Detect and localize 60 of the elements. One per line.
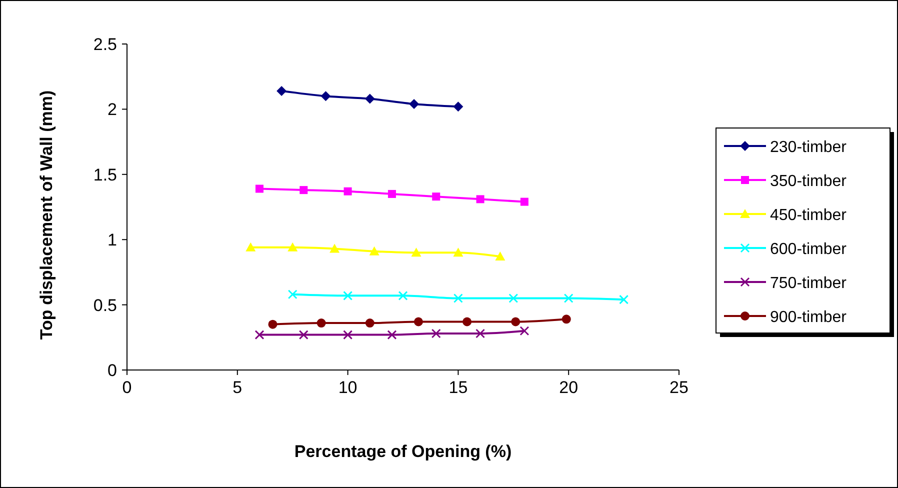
- y-axis-title: Top displacement of Wall (mm): [37, 90, 56, 340]
- point: [453, 294, 463, 304]
- point: [365, 318, 374, 328]
- point: [462, 317, 472, 326]
- point: [320, 91, 331, 102]
- x-tick-label: 25: [670, 378, 688, 397]
- point: [619, 294, 629, 304]
- point: [298, 330, 308, 340]
- point: [453, 102, 464, 112]
- point: [476, 328, 486, 338]
- point: [343, 330, 353, 340]
- y-tick-label: 2: [108, 100, 117, 120]
- point: [398, 290, 408, 300]
- x-tick-label: 20: [559, 378, 578, 397]
- point: [387, 330, 397, 340]
- point: [409, 98, 420, 109]
- y-tick-label: 1: [108, 230, 117, 250]
- point: [564, 294, 574, 304]
- point: [453, 248, 464, 257]
- legend-label: 350-timber: [770, 173, 848, 190]
- point: [255, 184, 264, 193]
- point: [288, 290, 298, 300]
- point: [343, 290, 353, 300]
- legend-label: 230-timber: [770, 139, 848, 156]
- point: [288, 242, 298, 252]
- y-tick-label: 2.5: [93, 35, 117, 54]
- point: [369, 246, 380, 256]
- point: [330, 244, 340, 253]
- y-tick-label: 1.5: [93, 165, 117, 184]
- point: [276, 86, 287, 96]
- point: [344, 187, 352, 196]
- y-tick-label: 0.5: [93, 296, 117, 315]
- point: [495, 252, 506, 261]
- point: [364, 94, 375, 104]
- legend-label: 750-timber: [770, 275, 848, 292]
- x-tick-label: 10: [338, 378, 358, 397]
- point: [246, 242, 256, 252]
- point: [520, 198, 528, 206]
- x-tick-label: 0: [122, 378, 132, 397]
- point: [431, 328, 441, 338]
- point: [520, 326, 530, 336]
- legend-label: 900-timber: [770, 309, 848, 326]
- x-tick-label: 5: [232, 378, 242, 397]
- point: [414, 317, 423, 326]
- point: [268, 320, 278, 329]
- x-tick-label: 15: [448, 378, 468, 397]
- point: [254, 330, 264, 340]
- point: [562, 314, 571, 324]
- point: [432, 192, 440, 201]
- point: [508, 294, 518, 304]
- point: [411, 248, 422, 257]
- x-axis-title: Percentage of Opening (%): [294, 442, 512, 461]
- point: [316, 318, 326, 328]
- legend-label: 450-timber: [770, 207, 848, 224]
- legend-label: 600-timber: [770, 241, 848, 258]
- point: [388, 190, 396, 198]
- y-tick-label: 0: [108, 361, 117, 380]
- point: [476, 195, 484, 204]
- point: [511, 317, 520, 326]
- point: [300, 186, 308, 194]
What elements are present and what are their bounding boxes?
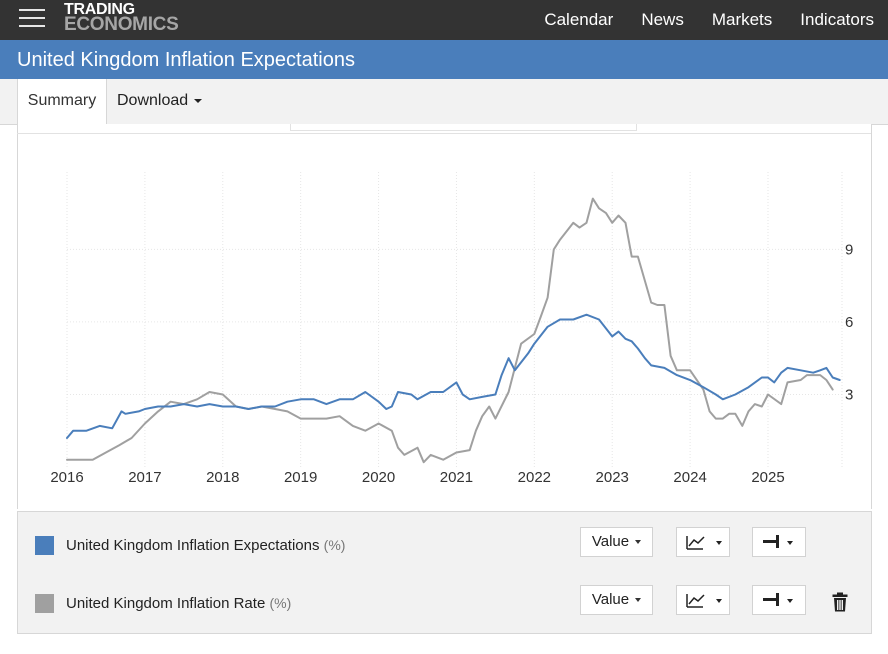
legend-row: United Kingdom Inflation Expectations (%… [18,514,871,574]
line-chart-icon [686,536,722,550]
value-dropdown-label: Value [591,533,630,550]
trading-economics-logo[interactable]: TRADING ECONOMICS [64,1,179,35]
x-tick-label: 2017 [128,469,161,486]
x-tick-label: 2025 [751,469,784,486]
page-title: United Kingdom Inflation Expectations [17,49,355,71]
series-unit: (%) [269,595,292,611]
x-tick-label: 2022 [518,469,551,486]
nav-news[interactable]: News [641,10,684,29]
x-tick-label: 2016 [50,469,83,486]
nav-indicators[interactable]: Indicators [800,10,874,29]
series-name-text: United Kingdom Inflation Rate [66,595,266,612]
tab-download-label: Download [117,92,189,109]
tab-summary[interactable]: Summary [17,79,107,125]
value-dropdown[interactable]: Value [580,585,653,615]
title-bar: United Kingdom Inflation Expectations [0,40,888,79]
tab-summary-label: Summary [27,92,97,109]
axis-dropdown[interactable] [752,585,806,615]
series-line[interactable] [66,197,834,464]
series-unit: (%) [323,537,346,553]
chart-type-dropdown[interactable] [676,585,730,615]
line-chart-icon [686,594,722,608]
x-tick-label: 2018 [206,469,239,486]
x-tick-label: 2021 [440,469,473,486]
series-name-text: United Kingdom Inflation Expectations [66,537,320,554]
series-color-swatch [35,594,54,613]
chart-panel [17,124,872,509]
y-tick-label: 3 [845,386,853,403]
series-legend: United Kingdom Inflation Expectations (%… [17,511,872,634]
value-dropdown[interactable]: Value [580,527,653,557]
chevron-down-icon [194,98,203,103]
series-name: United Kingdom Inflation Expectations (%… [66,537,345,554]
main-nav: Calendar News Markets Indicators [516,0,874,40]
logo-line-2: ECONOMICS [64,14,179,35]
chart-toolbar-outline [290,124,637,131]
logo-line-1: TRADING [64,1,135,18]
top-navbar: TRADING ECONOMICS Calendar News Markets … [0,0,888,40]
menu-bar [19,17,45,19]
tab-download[interactable]: Download [117,79,203,124]
hamburger-menu-icon[interactable] [19,7,45,29]
series-name: United Kingdom Inflation Rate (%) [66,595,291,612]
series-line[interactable] [66,313,841,439]
nav-calendar[interactable]: Calendar [544,10,614,29]
nav-markets[interactable]: Markets [711,10,773,29]
trash-icon[interactable] [832,592,848,612]
axis-side-icon [763,593,793,606]
y-tick-label: 6 [845,314,853,331]
divider [17,133,871,134]
series-color-swatch [35,536,54,555]
chart-type-dropdown[interactable] [676,527,730,557]
value-dropdown-label: Value [591,591,630,608]
inflation-chart[interactable]: 2016 2017 2018 2019 2020 2021 2022 2023 2024 2025… [0,0,888,510]
legend-row: United Kingdom Inflation Rate (%) Value [18,574,871,634]
x-tick-label: 2023 [596,469,629,486]
axis-dropdown[interactable] [752,527,806,557]
chevron-down-icon [635,598,642,603]
chevron-down-icon [635,540,642,545]
x-tick-label: 2019 [284,469,317,486]
y-tick-label: 9 [845,241,853,258]
menu-bar [19,25,45,27]
x-tick-label: 2024 [673,469,706,486]
menu-bar [19,9,45,11]
axis-side-icon [763,535,793,548]
x-tick-label: 2020 [362,469,395,486]
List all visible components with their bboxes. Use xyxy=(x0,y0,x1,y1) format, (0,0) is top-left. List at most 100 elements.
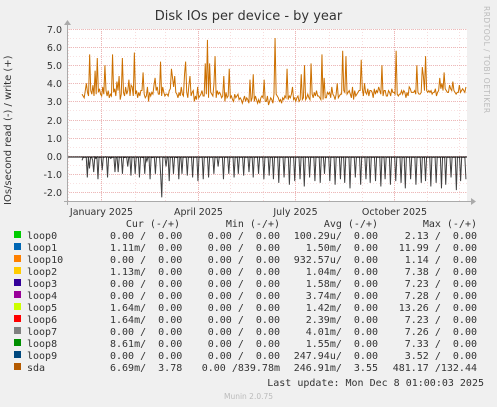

□ □ □

__TASK GOAL__: Recast every line of the entries above as a single numbered list, skipping blank lines and leaving out the pictures.

__FINISHED EXERCISE__:
1. Detect and localize 60 of the elements. One per line.
2. - y-axis-title: Top displacement of Wall (mm): [37, 90, 56, 340]
3. - point: [453, 294, 463, 304]
4. - point: [365, 318, 374, 328]
5. - point: [462, 317, 472, 326]
6. - point: [320, 91, 331, 102]
7. - x-tick-label: 25: [670, 378, 688, 397]
8. - point: [619, 294, 629, 304]
9. - point: [298, 330, 308, 340]
10. - point: [453, 102, 464, 112]
11. - point: [476, 328, 486, 338]
12. - point: [343, 330, 353, 340]
13. - y-tick-label: 2: [108, 100, 117, 120]
14. - point: [398, 290, 408, 300]
15. - x-tick-label: 20: [559, 378, 578, 397]
16. - point: [387, 330, 397, 340]
17. - point: [409, 98, 420, 109]
18. - y-tick-label: 1: [108, 230, 117, 250]
19. - point: [564, 294, 574, 304]
20. - point: [453, 248, 464, 257]
21. - legend-label: 350-timber: [770, 173, 848, 190]
22. - point: [255, 184, 264, 193]
23. - point: [288, 290, 298, 300]
24. - point: [343, 290, 353, 300]
25. - legend-label: 230-timber: [770, 139, 848, 156]
26. - point: [288, 242, 298, 252]
27. - y-tick-label: 2.5: [93, 35, 117, 54]
28. - point: [369, 246, 380, 256]
29. - point: [330, 244, 340, 253]
30. - y-tick-label: 1.5: [93, 165, 117, 184]
31. - point: [276, 86, 287, 96]
32. - point: [344, 187, 352, 196]
33. - y-tick-label: 0.5: [93, 296, 117, 315]
34. - point: [495, 252, 506, 261]
35. - point: [364, 94, 375, 104]
36. - legend-label: 750-timber: [770, 275, 848, 292]
37. - x-tick-label: 10: [338, 378, 358, 397]
38. - point: [246, 242, 256, 252]
39. - point: [520, 198, 528, 206]
40. - x-tick-label: 0: [122, 378, 132, 397]
41. - point: [431, 328, 441, 338]
42. - point: [520, 326, 530, 336]
43. - legend-label: 900-timber: [770, 309, 848, 326]
44. - x-tick-label: 5: [232, 378, 242, 397]
45. - point: [414, 317, 423, 326]
46. - point: [268, 320, 278, 329]
47. - x-tick-label: 15: [448, 378, 468, 397]
48. - point: [254, 330, 264, 340]
49. - point: [562, 314, 571, 324]
50. - point: [432, 192, 440, 201]
51. - point: [508, 294, 518, 304]
52. - point: [411, 248, 422, 257]
53. - x-axis-title: Percentage of Opening (%): [294, 442, 512, 461]
54. - point: [316, 318, 326, 328]
55. - legend-label: 450-timber: [770, 207, 848, 224]
56. - legend-label: 600-timber: [770, 241, 848, 258]
57. - point: [388, 190, 396, 198]
58. - y-tick-label: 0: [108, 361, 117, 380]
59. - point: [476, 195, 484, 204]
60. - point: [511, 317, 520, 326]
61. - point: [300, 186, 308, 194]
62. What elements are present and what are their bounding boxes?
63. legend-row: United Kingdom Inflation Expectations (%… [18,514,871,574]
64. line-chart-icon [686,536,722,550]
65. value-dropdown-label: Value [591,533,630,550]
66. trading-economics-logo[interactable]: TRADING ECONOMICS [64,1,179,35]
67. x-tick-label: 2017 [128,469,161,486]
68. x-tick-label: 2025 [751,469,784,486]
69. page-title: United Kingdom Inflation Expectations [17,49,355,71]
70. series-unit: (%) [269,595,292,611]
71. x-tick-label: 2022 [518,469,551,486]
72. nav-news[interactable]: News [641,10,684,29]
73. x-tick-label: 2016 [50,469,83,486]
74. nav-indicators[interactable]: Indicators [800,10,874,29]
75. series-name-text: United Kingdom Inflation Rate [66,595,266,612]
76. tab-download-label: Download [117,92,189,109]
77. tab-summary[interactable]: Summary [17,79,107,125]
78. value-dropdown[interactable]: Value [580,585,653,615]
79. title-bar: United Kingdom Inflation Expectations [0,40,888,79]
80. tab-summary-label: Summary [27,92,97,109]
81. axis-dropdown[interactable] [752,585,806,615]
82. series-line[interactable] [66,197,834,464]
83. series-unit: (%) [323,537,346,553]
84. chart-type-dropdown[interactable] [676,585,730,615]
85. line-chart-icon [686,594,722,608]
86. x-tick-label: 2018 [206,469,239,486]
87. x-tick-label: 2021 [440,469,473,486]
88. series-name-text: United Kingdom Inflation Expectations [66,537,320,554]
89. series-color-swatch [35,594,54,613]
90. chart-panel [17,124,872,509]
91. y-tick-label: 3 [845,386,853,403]
92. series-legend: United Kingdom Inflation Expectations (%… [17,511,872,634]
93. value-dropdown[interactable]: Value [580,527,653,557]
94. chevron-down-icon [194,98,203,103]
95. series-name: United Kingdom Inflation Expectations (%… [66,537,345,554]
96. main-nav: Calendar News Markets Indicators [516,0,874,40]
97. logo-line-2: ECONOMICS [64,14,179,35]
98. chart-toolbar-outline [290,124,637,131]
99. logo-line-1: TRADING [64,1,135,18]
100. top-navbar: TRADING ECONOMICS Calendar News Markets … [0,0,888,40]
101. menu-bar [19,17,45,19]
102. tab-download[interactable]: Download [117,79,203,124]
103. hamburger-menu-icon[interactable] [19,7,45,29]
104. series-name: United Kingdom Inflation Rate (%) [66,595,291,612]
105. series-line[interactable] [66,313,841,439]
106. nav-calendar[interactable]: Calendar [544,10,614,29]
107. nav-markets[interactable]: Markets [711,10,773,29]
108. trash-icon[interactable] [832,592,848,612]
109. axis-side-icon [763,593,793,606]
110. y-tick-label: 6 [845,314,853,331]
111. divider [17,133,871,134]
112. series-color-swatch [35,536,54,555]
113. chart-type-dropdown[interactable] [676,527,730,557]
114. value-dropdown-label: Value [591,591,630,608]
115. inflation-chart[interactable]: 2016 2017 2018 2019 2020 2021 2022 2023 2024 2025… [0,0,888,510]
116. legend-row: United Kingdom Inflation Rate (%) Value [18,574,871,634]
117. x-tick-label: 2023 [596,469,629,486]
118. axis-dropdown[interactable] [752,527,806,557]
119. chevron-down-icon [635,598,642,603]
120. chevron-down-icon [635,540,642,545]
121. x-tick-label: 2019 [284,469,317,486]
122. y-tick-label: 9 [845,241,853,258]
123. menu-bar [19,25,45,27]
124. x-tick-label: 2024 [673,469,706,486]
125. menu-bar [19,9,45,11]
126. axis-side-icon [763,535,793,548]
127. x-tick-label: 2020 [362,469,395,486]
128. List all visible components with their bboxes. Use xyxy=(x0,y0,x1,y1) format, (0,0) is top-left. List at most 100 elements.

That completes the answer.